■ Exercise task: Gather every line of the entries that includes the word "report".

■ Available records:
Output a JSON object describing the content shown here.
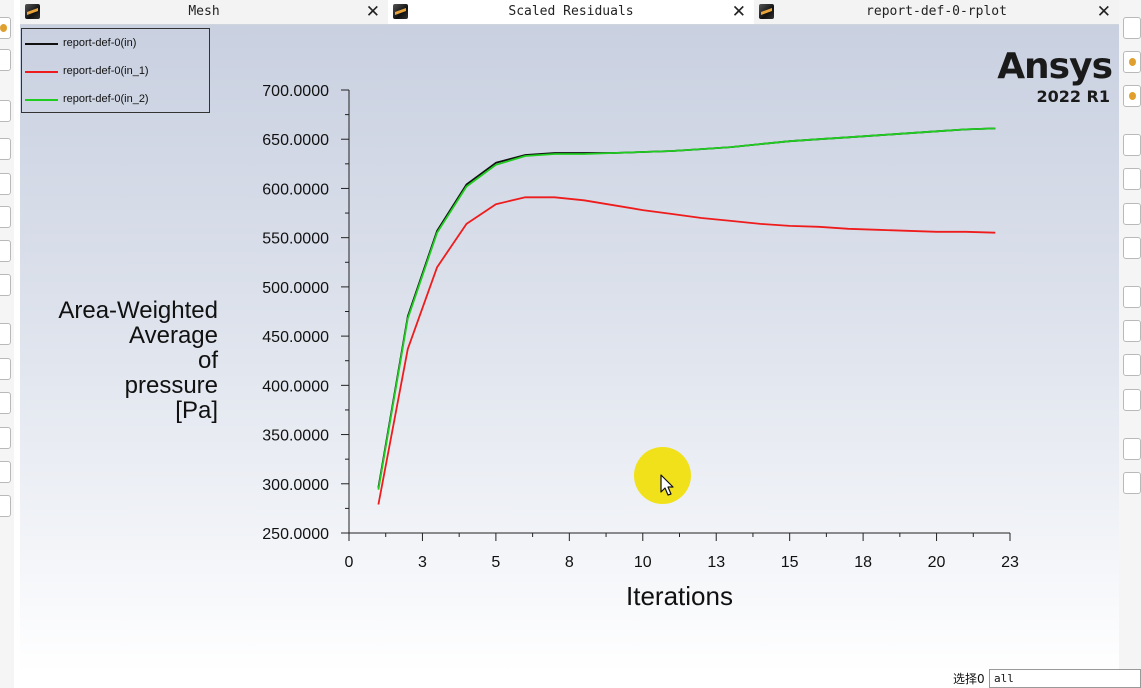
{
  "tabs": [
    {
      "label": "Mesh",
      "close": "✕",
      "icon": "fluent-graphics-icon"
    },
    {
      "label": "Scaled Residuals",
      "close": "✕",
      "icon": "fluent-graphics-icon"
    },
    {
      "label": "report-def-0-rplot",
      "close": "✕",
      "icon": "fluent-graphics-icon"
    }
  ],
  "logo": {
    "brand": "Ansys",
    "version": "2022 R1"
  },
  "legend": [
    {
      "name": "report-def-0(in)",
      "color": "#111111"
    },
    {
      "name": "report-def-0(in_1)",
      "color": "#ee1c1c"
    },
    {
      "name": "report-def-0(in_2)",
      "color": "#1fcc1f"
    }
  ],
  "ylabel_lines": [
    "Area-Weighted",
    "Average",
    "of",
    "pressure",
    "[Pa]"
  ],
  "chart_data": {
    "type": "line",
    "xlabel": "Iterations",
    "ylabel": "Area-Weighted Average of pressure [Pa]",
    "x_ticks": [
      "0",
      "3",
      "5",
      "8",
      "10",
      "13",
      "15",
      "18",
      "20",
      "23"
    ],
    "y_ticks": [
      "250.0000",
      "300.0000",
      "350.0000",
      "400.0000",
      "450.0000",
      "500.0000",
      "550.0000",
      "600.0000",
      "650.0000",
      "700.0000"
    ],
    "xlim": [
      0,
      22.5
    ],
    "ylim": [
      250,
      700
    ],
    "grid": false,
    "legend_position": "top-left",
    "x": [
      1,
      2,
      3,
      4,
      5,
      6,
      7,
      8,
      9,
      10,
      11,
      12,
      13,
      14,
      15,
      16,
      17,
      18,
      19,
      20,
      21,
      22
    ],
    "series": [
      {
        "name": "report-def-0(in)",
        "color": "#111111",
        "values": [
          296,
          470,
          557,
          604,
          626,
          634,
          636,
          636,
          636,
          637,
          638,
          640,
          642,
          645,
          648,
          650,
          652,
          654,
          656,
          658,
          660,
          661
        ]
      },
      {
        "name": "report-def-0(in_1)",
        "color": "#ee1c1c",
        "values": [
          279,
          437,
          520,
          564,
          584,
          591,
          591,
          588,
          583,
          578,
          574,
          570,
          567,
          564,
          562,
          561,
          559,
          558,
          557,
          556,
          556,
          555
        ]
      },
      {
        "name": "report-def-0(in_2)",
        "color": "#1fcc1f",
        "values": [
          294,
          468,
          555,
          602,
          624,
          633,
          635,
          635,
          636,
          637,
          638,
          640,
          642,
          645,
          648,
          650,
          652,
          654,
          656,
          658,
          660,
          661
        ]
      }
    ]
  },
  "selector": {
    "label": "选择0",
    "value": "all"
  }
}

■ Full solution:
      "label": "report-def-0-rplot",
      "name": "report-def-0(in)",
      "name": "report-def-0(in_1)",
      "name": "report-def-0(in_2)",
        "name": "report-def-0(in)",
        "name": "report-def-0(in_1)",
        "name": "report-def-0(in_2)",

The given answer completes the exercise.